# Structured figure records
(begin)
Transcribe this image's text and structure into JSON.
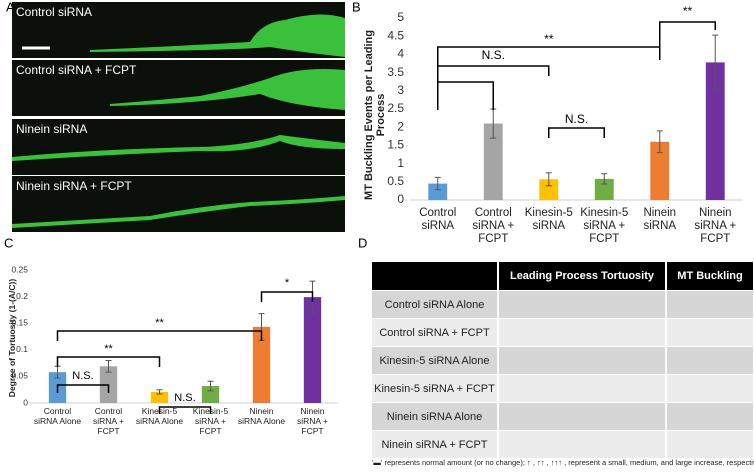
{
  "panel_labels": [
    "A",
    "B",
    "C",
    "D"
  ],
  "images": [
    "Control siRNA",
    "Control siRNA + FCPT",
    "Ninein siRNA",
    "Ninein siRNA + FCPT"
  ],
  "chart_data": [
    {
      "type": "bar",
      "y_label": "MT Buckling Events per Leading Process",
      "categories": [
        "Control siRNA",
        "Control siRNA + FCPT",
        "Kinesin-5 siRNA",
        "Kinesin-5 siRNA + FCPT",
        "Ninein siRNA",
        "Ninein siRNA + FCPT"
      ],
      "values": [
        0.45,
        2.1,
        0.57,
        0.58,
        1.6,
        3.78
      ],
      "errors": [
        0.17,
        0.4,
        0.18,
        0.14,
        0.3,
        0.75
      ],
      "colors": [
        "#5b9bd5",
        "#a5a5a5",
        "#ffc000",
        "#70ad47",
        "#ed7d31",
        "#7030a0"
      ],
      "ylim": [
        0,
        5
      ],
      "yticks": [
        0,
        0.5,
        1,
        1.5,
        2,
        2.5,
        3,
        3.5,
        4,
        4.5,
        5
      ],
      "annotations": [
        "**",
        "**",
        "N.S.",
        "N.S."
      ]
    },
    {
      "type": "bar",
      "y_label": "Degree of Tortuosity (1-(A/C))",
      "categories": [
        "Control siRNA Alone",
        "Control siRNA + FCPT",
        "Kinesin-5 siRNA Alone",
        "Kinesin-5 siRNA + FCPT",
        "Ninein siRNA Alone",
        "Ninein siRNA + FCPT"
      ],
      "values": [
        0.058,
        0.069,
        0.021,
        0.032,
        0.143,
        0.199
      ],
      "errors": [
        0.011,
        0.011,
        0.004,
        0.009,
        0.025,
        0.03
      ],
      "colors": [
        "#5b9bd5",
        "#a5a5a5",
        "#ffc000",
        "#70ad47",
        "#ed7d31",
        "#7030a0"
      ],
      "ylim": [
        0,
        0.25
      ],
      "yticks": [
        0,
        0.05,
        0.1,
        0.15,
        0.2,
        0.25
      ],
      "annotations": [
        "*",
        "**",
        "**",
        "N.S.",
        "N.S."
      ]
    }
  ],
  "table": {
    "header": [
      "Leading Process Tortuosity",
      "MT Buckling"
    ],
    "rows": [
      "Control siRNA Alone",
      "Control siRNA + FCPT",
      "Kinesin-5 siRNA Alone",
      "Kinesin-5 siRNA + FCPT",
      "Ninein siRNA Alone",
      "Ninein siRNA + FCPT"
    ],
    "footnote": "'▬' represents normal amount (or no change); ↑ , ↑↑ , ↑↑↑ , represent a small, medium, and large increase, respectively"
  }
}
(end)
# Task directions
Check each line of the entries above, and show every one holding the word "Tortuosity".

# Task response
      "y_label": "Degree of Tortuosity (1-(A/C))",
      "Leading Process Tortuosity",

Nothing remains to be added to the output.